Brief ->
Below are entries. Pull out all lines containing "połączenia".

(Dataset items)
++++

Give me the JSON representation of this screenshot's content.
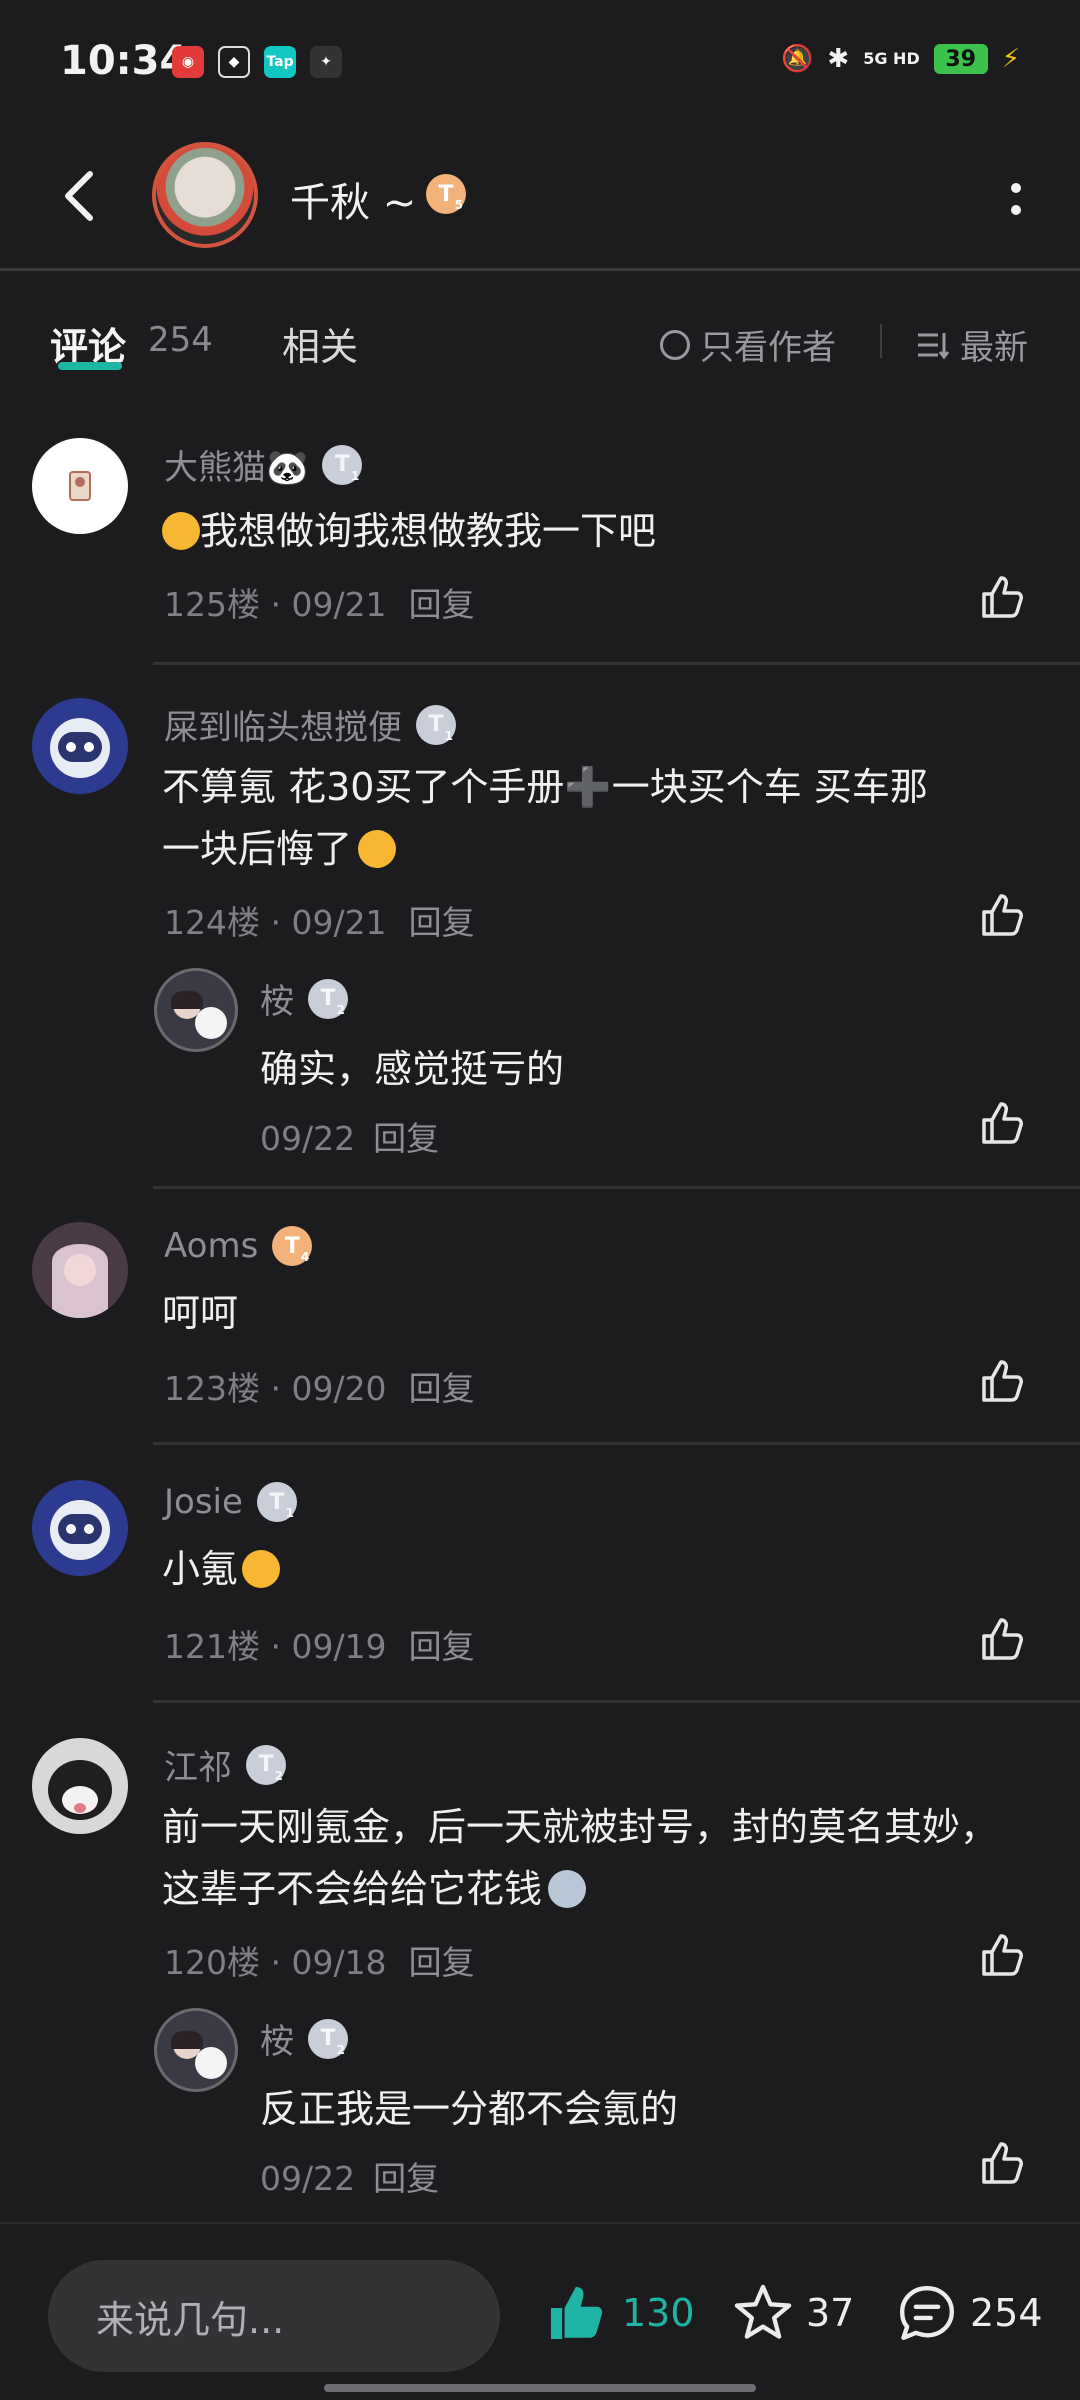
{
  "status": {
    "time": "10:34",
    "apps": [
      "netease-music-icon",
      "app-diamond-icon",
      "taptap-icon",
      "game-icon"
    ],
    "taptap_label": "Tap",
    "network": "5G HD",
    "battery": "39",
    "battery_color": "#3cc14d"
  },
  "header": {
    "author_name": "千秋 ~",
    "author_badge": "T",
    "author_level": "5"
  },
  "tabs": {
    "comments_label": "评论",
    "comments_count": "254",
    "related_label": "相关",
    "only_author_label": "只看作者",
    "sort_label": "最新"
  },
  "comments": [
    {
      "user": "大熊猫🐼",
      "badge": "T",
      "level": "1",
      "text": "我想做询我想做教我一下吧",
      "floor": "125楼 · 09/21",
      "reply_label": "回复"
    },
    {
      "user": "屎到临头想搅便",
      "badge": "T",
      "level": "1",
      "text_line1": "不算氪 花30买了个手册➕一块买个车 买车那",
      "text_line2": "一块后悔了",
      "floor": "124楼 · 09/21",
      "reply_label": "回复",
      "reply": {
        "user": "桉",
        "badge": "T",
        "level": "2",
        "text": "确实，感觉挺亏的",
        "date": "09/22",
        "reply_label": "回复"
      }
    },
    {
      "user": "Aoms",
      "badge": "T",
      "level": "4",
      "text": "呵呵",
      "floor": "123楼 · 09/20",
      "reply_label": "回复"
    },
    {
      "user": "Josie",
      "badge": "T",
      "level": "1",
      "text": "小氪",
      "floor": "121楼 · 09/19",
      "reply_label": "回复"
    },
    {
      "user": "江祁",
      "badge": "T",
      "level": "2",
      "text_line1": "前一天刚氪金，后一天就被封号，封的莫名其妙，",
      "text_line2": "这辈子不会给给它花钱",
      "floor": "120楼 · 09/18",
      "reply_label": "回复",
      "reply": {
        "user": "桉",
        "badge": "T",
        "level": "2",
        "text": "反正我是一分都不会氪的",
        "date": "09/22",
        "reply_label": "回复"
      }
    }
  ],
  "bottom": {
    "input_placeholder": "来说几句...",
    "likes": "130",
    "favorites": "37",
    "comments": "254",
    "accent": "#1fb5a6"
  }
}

++++

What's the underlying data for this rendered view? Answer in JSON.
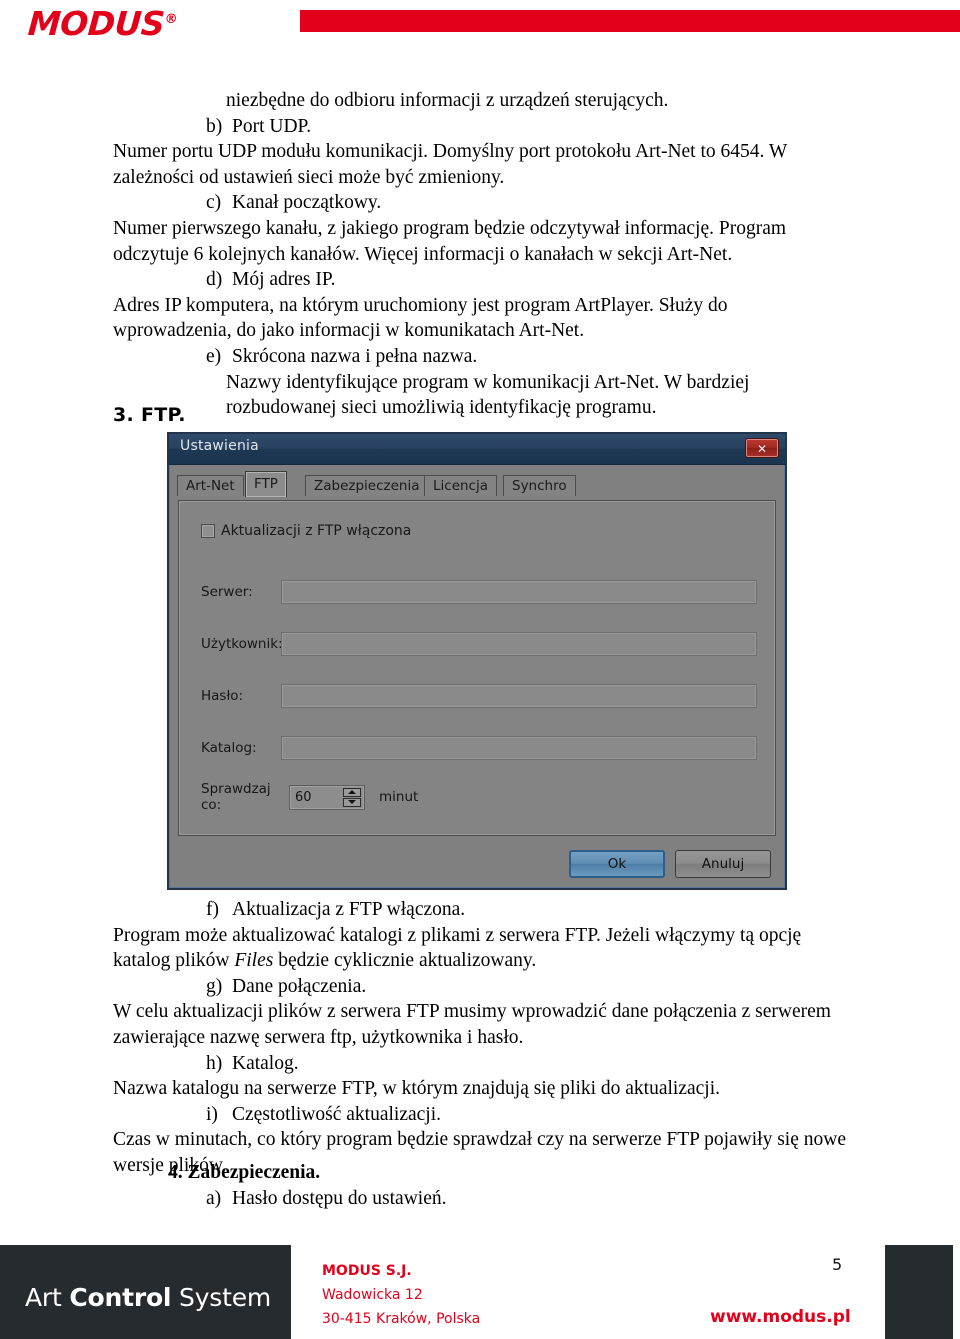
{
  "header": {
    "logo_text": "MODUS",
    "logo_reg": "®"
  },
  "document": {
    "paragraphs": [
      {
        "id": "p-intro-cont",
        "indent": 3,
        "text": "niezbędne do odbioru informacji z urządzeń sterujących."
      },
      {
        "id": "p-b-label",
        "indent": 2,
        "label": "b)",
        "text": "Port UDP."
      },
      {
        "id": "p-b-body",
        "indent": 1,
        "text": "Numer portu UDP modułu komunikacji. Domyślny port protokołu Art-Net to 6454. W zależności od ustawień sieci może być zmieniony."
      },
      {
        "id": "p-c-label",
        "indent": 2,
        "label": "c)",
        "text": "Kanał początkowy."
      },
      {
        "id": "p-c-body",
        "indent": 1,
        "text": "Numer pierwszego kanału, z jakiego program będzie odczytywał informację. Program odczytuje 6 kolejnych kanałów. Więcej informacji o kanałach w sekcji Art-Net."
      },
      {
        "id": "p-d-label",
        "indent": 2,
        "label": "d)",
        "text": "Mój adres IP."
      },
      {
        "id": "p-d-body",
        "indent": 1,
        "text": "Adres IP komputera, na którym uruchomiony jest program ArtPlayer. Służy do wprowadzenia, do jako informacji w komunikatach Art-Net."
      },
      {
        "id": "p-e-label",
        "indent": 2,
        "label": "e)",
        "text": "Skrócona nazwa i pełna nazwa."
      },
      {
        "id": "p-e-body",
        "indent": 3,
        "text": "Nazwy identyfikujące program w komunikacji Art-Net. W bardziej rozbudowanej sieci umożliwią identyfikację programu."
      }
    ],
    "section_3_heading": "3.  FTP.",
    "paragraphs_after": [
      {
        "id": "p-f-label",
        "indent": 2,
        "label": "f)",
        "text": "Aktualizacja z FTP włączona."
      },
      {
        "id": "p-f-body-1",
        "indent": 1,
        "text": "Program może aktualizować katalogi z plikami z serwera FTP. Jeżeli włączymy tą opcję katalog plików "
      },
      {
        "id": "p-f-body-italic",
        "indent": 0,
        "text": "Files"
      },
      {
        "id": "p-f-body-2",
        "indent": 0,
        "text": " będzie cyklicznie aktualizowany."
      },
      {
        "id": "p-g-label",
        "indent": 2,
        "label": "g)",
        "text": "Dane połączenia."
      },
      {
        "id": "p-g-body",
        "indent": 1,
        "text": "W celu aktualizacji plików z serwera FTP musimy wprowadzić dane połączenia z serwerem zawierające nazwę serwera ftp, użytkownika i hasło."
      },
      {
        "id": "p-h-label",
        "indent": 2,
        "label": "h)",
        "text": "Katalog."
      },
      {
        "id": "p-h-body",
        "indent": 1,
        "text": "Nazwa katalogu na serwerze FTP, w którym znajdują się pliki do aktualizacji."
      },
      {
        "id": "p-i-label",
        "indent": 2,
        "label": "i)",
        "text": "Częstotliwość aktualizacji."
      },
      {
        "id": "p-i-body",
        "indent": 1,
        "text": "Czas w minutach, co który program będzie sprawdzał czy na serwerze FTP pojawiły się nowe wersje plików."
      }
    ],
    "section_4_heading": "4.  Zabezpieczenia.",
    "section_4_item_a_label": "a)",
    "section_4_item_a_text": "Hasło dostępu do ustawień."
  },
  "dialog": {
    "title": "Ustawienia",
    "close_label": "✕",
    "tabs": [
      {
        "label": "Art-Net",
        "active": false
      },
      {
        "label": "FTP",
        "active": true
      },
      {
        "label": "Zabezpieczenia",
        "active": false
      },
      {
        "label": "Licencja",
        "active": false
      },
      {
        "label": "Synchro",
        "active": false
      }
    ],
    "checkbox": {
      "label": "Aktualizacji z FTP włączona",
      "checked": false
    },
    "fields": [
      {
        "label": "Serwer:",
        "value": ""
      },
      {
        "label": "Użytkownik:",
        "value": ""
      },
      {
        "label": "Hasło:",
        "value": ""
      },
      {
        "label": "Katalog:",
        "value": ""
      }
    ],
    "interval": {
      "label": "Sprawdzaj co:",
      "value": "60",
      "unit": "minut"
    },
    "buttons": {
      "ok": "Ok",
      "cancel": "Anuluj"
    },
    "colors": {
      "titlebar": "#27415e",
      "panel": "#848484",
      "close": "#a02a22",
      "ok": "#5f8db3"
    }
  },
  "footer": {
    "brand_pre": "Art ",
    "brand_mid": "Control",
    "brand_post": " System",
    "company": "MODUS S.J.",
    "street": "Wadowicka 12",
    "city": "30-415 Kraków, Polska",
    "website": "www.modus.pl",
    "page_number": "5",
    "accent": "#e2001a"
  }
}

++++

Response ->
        "text": "Dane połączenia."
        "text": "W celu aktualizacji plików z serwera FTP musimy wprowadzić dane połączenia z serwerem zawierające nazwę serwera ftp, użytkownika i hasło."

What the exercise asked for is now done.